**WORK TO BE COMPLETED:**
Search the records for the word "must" and pick out every line that has it.

**TASK MATERIAL:**

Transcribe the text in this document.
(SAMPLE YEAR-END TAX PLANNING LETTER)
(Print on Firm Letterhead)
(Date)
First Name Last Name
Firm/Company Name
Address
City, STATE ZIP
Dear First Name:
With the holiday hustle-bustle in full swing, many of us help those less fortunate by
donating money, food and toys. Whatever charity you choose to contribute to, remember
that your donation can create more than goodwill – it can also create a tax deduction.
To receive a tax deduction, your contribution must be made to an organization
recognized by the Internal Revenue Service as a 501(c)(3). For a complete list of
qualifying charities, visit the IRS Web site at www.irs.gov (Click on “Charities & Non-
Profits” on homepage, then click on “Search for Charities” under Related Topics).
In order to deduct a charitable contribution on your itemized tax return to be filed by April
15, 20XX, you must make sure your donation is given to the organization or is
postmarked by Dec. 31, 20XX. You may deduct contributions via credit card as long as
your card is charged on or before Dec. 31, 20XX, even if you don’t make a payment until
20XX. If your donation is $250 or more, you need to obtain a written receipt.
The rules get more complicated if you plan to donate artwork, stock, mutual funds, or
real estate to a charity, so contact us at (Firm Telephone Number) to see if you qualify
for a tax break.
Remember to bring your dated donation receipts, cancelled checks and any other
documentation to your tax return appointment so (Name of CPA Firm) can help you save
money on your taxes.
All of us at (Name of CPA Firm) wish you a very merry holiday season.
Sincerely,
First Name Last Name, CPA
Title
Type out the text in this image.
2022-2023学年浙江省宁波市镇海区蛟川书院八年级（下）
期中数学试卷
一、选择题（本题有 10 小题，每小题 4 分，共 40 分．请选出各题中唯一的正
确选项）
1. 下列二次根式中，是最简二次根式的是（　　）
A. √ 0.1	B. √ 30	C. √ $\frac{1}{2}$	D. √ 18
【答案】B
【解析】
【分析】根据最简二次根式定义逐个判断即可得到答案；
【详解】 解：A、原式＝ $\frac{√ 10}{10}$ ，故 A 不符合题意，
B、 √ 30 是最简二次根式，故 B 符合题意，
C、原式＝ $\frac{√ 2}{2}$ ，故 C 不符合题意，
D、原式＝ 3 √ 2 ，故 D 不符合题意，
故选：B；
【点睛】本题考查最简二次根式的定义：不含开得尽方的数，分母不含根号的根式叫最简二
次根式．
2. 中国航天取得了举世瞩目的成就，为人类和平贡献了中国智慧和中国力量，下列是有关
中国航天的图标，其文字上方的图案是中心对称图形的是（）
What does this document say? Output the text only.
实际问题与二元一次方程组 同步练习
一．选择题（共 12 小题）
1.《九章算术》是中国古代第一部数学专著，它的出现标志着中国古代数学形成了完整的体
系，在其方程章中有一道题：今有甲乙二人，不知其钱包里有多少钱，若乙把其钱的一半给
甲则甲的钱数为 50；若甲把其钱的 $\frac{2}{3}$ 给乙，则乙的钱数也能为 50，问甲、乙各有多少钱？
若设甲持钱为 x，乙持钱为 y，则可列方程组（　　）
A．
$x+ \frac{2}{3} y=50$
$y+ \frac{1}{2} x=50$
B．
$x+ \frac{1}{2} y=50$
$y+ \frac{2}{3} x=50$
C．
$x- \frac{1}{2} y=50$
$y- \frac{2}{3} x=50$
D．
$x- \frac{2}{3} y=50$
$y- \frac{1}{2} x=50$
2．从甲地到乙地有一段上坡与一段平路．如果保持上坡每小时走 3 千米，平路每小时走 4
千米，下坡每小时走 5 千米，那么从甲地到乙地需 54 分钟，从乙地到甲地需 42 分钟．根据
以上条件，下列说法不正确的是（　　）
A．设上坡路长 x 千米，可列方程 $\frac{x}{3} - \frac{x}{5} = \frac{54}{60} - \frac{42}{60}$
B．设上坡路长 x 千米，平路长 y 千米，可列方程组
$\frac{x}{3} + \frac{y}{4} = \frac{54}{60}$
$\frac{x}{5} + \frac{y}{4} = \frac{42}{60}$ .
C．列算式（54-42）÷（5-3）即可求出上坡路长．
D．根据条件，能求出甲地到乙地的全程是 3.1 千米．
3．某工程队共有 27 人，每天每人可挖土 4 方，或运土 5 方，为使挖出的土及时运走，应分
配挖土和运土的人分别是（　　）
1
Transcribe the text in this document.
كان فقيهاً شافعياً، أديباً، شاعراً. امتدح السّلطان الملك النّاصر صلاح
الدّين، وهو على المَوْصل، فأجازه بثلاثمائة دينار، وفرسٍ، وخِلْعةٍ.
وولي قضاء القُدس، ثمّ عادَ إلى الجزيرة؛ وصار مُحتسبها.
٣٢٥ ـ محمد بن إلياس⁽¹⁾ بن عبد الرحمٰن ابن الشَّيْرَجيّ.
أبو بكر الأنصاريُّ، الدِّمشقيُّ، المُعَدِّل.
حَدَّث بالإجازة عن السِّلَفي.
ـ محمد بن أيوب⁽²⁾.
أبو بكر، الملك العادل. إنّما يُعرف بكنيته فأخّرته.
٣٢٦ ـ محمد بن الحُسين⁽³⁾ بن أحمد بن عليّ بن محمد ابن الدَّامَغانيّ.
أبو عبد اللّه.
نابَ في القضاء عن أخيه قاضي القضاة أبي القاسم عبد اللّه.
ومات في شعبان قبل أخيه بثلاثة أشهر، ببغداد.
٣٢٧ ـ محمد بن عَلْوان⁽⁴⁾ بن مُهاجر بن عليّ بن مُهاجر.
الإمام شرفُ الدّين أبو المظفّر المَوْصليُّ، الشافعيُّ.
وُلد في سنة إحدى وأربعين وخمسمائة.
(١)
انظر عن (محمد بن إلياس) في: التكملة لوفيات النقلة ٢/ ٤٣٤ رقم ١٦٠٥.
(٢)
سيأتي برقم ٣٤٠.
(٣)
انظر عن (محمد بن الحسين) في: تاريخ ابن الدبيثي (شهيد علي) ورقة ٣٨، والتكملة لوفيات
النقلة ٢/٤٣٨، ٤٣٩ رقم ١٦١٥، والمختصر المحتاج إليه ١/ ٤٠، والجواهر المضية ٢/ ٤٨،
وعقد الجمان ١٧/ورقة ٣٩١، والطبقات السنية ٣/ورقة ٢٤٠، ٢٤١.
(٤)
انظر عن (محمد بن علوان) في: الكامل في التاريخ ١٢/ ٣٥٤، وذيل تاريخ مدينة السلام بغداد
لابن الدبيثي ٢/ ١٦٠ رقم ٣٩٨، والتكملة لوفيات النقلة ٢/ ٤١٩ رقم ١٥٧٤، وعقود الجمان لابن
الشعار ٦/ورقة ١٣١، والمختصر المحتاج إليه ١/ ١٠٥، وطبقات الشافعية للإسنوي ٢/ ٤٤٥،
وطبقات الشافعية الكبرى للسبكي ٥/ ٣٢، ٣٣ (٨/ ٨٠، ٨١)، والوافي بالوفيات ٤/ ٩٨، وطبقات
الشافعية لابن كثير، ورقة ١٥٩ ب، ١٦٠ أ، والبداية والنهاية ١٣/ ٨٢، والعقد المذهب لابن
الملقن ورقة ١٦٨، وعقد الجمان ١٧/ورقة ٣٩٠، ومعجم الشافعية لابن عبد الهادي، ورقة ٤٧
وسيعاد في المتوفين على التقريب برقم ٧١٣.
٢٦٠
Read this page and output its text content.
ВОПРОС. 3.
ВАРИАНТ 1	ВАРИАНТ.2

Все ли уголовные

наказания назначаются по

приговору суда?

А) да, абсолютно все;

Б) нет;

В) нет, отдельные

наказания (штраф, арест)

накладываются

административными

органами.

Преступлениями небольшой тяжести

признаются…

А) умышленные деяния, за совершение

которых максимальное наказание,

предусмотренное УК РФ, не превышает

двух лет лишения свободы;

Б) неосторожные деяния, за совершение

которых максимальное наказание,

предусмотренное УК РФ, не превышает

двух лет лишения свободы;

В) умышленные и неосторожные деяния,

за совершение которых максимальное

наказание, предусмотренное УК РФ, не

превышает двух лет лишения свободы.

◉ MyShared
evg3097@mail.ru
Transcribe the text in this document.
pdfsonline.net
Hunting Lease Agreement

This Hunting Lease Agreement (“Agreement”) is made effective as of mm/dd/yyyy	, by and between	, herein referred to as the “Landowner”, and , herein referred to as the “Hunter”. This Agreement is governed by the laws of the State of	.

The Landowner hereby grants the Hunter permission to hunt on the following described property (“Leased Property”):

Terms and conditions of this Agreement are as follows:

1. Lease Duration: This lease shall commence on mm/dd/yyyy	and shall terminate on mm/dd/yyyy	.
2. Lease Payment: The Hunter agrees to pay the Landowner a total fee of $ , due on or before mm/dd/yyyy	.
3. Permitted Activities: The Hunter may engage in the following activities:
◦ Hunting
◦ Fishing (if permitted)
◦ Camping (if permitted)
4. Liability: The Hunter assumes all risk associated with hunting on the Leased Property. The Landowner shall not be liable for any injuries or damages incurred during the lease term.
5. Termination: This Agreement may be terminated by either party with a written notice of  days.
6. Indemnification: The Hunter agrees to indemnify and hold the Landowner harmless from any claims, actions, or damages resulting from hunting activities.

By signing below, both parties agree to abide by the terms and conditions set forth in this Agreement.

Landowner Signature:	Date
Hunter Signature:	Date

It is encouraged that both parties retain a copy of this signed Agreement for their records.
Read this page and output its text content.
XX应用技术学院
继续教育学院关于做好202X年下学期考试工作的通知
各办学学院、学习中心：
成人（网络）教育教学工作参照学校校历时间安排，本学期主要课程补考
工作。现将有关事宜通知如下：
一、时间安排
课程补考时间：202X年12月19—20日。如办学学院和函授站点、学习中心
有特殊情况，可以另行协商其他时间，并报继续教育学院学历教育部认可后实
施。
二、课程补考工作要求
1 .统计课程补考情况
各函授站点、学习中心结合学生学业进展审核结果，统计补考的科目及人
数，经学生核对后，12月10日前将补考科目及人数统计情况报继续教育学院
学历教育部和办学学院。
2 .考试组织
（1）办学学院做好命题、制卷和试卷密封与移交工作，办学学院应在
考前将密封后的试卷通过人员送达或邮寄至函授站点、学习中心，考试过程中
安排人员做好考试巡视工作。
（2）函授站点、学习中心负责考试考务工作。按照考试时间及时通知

**TASK RESULT:**
To receive a tax deduction, your contribution must be made to an organization
15, 20XX, you must make sure your donation is given to the organization or is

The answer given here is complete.